Among the entries, which lines carry the string "длина"? Copy each of them.

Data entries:

## begin

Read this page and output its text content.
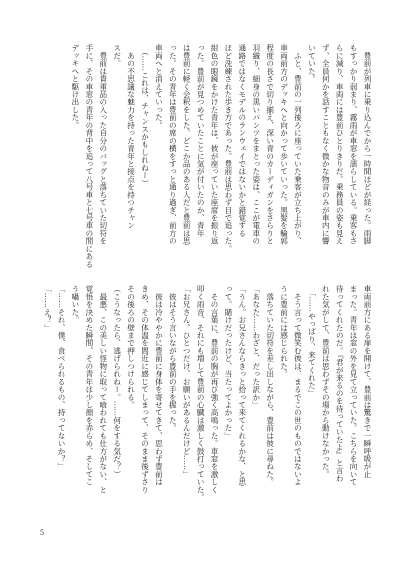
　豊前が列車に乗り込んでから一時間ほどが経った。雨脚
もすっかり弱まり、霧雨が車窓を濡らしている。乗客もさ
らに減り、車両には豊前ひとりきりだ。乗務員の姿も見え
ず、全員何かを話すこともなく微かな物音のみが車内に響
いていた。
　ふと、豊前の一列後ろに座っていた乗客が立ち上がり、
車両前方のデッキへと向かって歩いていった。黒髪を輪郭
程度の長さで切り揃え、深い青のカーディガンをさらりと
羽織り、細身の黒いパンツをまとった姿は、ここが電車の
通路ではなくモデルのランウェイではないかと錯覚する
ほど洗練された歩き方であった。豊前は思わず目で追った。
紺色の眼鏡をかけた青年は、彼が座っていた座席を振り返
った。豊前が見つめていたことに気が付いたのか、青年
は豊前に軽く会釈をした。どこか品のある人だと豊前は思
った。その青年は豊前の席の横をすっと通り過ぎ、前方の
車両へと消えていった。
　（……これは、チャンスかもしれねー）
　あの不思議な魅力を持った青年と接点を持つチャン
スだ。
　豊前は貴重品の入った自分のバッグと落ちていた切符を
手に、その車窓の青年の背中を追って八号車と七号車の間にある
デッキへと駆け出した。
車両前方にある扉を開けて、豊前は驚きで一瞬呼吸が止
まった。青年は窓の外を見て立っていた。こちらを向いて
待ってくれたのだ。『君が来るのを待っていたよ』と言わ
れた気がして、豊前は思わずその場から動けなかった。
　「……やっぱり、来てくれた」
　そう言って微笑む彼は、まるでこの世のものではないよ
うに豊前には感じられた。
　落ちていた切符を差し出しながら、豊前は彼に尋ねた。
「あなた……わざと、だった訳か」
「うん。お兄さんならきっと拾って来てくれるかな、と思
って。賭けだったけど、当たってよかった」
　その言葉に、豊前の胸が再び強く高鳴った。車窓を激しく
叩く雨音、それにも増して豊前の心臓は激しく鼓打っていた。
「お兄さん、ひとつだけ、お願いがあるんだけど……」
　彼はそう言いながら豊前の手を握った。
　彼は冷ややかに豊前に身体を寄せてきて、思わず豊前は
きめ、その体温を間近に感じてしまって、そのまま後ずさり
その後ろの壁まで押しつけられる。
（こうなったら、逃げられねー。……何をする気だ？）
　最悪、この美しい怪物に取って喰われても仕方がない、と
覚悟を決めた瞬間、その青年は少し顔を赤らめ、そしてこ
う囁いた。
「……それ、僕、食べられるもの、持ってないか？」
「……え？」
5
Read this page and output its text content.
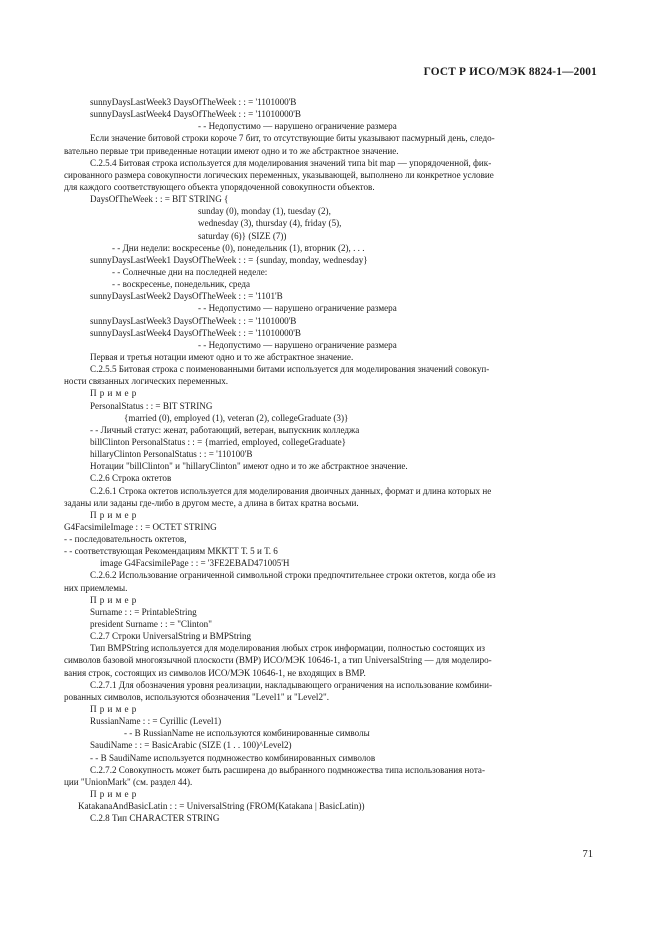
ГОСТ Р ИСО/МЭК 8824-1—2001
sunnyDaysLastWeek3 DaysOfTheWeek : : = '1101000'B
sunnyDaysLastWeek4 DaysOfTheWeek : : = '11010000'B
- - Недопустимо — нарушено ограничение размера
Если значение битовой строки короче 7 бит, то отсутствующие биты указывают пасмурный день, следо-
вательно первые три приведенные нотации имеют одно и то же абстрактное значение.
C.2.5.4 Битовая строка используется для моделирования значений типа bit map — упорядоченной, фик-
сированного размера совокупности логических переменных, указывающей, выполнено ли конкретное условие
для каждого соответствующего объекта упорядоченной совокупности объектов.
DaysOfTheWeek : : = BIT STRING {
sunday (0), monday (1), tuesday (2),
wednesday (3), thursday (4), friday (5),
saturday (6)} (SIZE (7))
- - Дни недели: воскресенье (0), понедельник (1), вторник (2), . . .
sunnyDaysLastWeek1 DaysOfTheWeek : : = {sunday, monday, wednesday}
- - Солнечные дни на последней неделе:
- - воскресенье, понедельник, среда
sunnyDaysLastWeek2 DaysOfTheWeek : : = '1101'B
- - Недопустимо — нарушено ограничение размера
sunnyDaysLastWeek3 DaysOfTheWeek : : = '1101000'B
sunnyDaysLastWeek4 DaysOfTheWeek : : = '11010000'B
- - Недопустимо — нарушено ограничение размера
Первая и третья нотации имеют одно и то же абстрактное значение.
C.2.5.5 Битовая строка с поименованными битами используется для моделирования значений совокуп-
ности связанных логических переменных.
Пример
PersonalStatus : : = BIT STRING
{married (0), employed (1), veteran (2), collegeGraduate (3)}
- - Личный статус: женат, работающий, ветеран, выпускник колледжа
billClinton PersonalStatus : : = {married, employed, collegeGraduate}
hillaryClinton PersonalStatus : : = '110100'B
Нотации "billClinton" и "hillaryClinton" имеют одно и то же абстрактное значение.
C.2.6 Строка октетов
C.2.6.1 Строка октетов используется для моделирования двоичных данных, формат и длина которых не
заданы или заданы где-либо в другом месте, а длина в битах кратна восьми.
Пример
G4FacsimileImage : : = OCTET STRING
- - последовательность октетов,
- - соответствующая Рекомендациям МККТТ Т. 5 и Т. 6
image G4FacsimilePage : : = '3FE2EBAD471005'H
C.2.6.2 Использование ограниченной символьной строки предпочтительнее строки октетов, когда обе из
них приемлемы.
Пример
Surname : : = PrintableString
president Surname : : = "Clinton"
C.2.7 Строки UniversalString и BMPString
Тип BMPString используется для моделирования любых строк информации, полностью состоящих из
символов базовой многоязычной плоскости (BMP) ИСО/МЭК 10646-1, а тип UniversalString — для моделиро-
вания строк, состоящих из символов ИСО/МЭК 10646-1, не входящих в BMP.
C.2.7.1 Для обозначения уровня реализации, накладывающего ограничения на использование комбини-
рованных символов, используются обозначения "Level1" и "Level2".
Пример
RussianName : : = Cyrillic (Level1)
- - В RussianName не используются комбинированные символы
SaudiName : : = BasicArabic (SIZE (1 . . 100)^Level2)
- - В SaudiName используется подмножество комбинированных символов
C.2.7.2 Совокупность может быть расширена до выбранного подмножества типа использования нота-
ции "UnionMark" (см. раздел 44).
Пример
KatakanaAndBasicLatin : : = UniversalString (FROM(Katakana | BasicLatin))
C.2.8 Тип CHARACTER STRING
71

## end
## begin

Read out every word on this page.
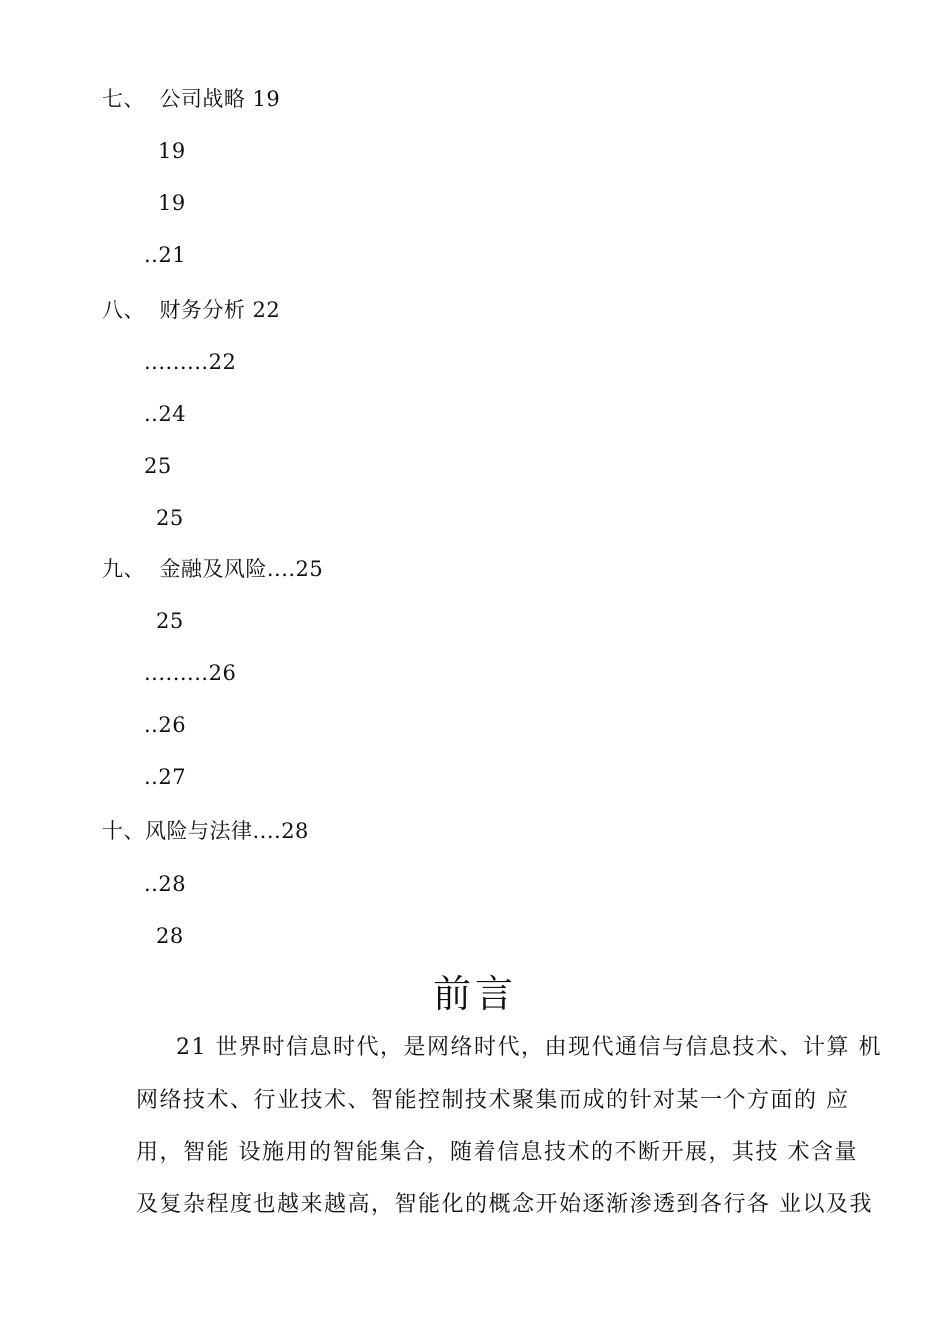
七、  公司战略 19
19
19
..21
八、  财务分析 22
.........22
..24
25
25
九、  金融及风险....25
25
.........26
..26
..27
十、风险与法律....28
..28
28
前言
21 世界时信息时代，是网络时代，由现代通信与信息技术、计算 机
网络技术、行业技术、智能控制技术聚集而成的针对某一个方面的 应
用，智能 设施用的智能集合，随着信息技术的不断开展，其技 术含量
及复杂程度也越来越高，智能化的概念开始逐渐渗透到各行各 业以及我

## end

WRITTEN SOLUTION:
C.2.6.1 Строка октетов используется для моделирования двоичных данных, формат и длина которых не
заданы или заданы где-либо в другом месте, а длина в битах кратна восьми.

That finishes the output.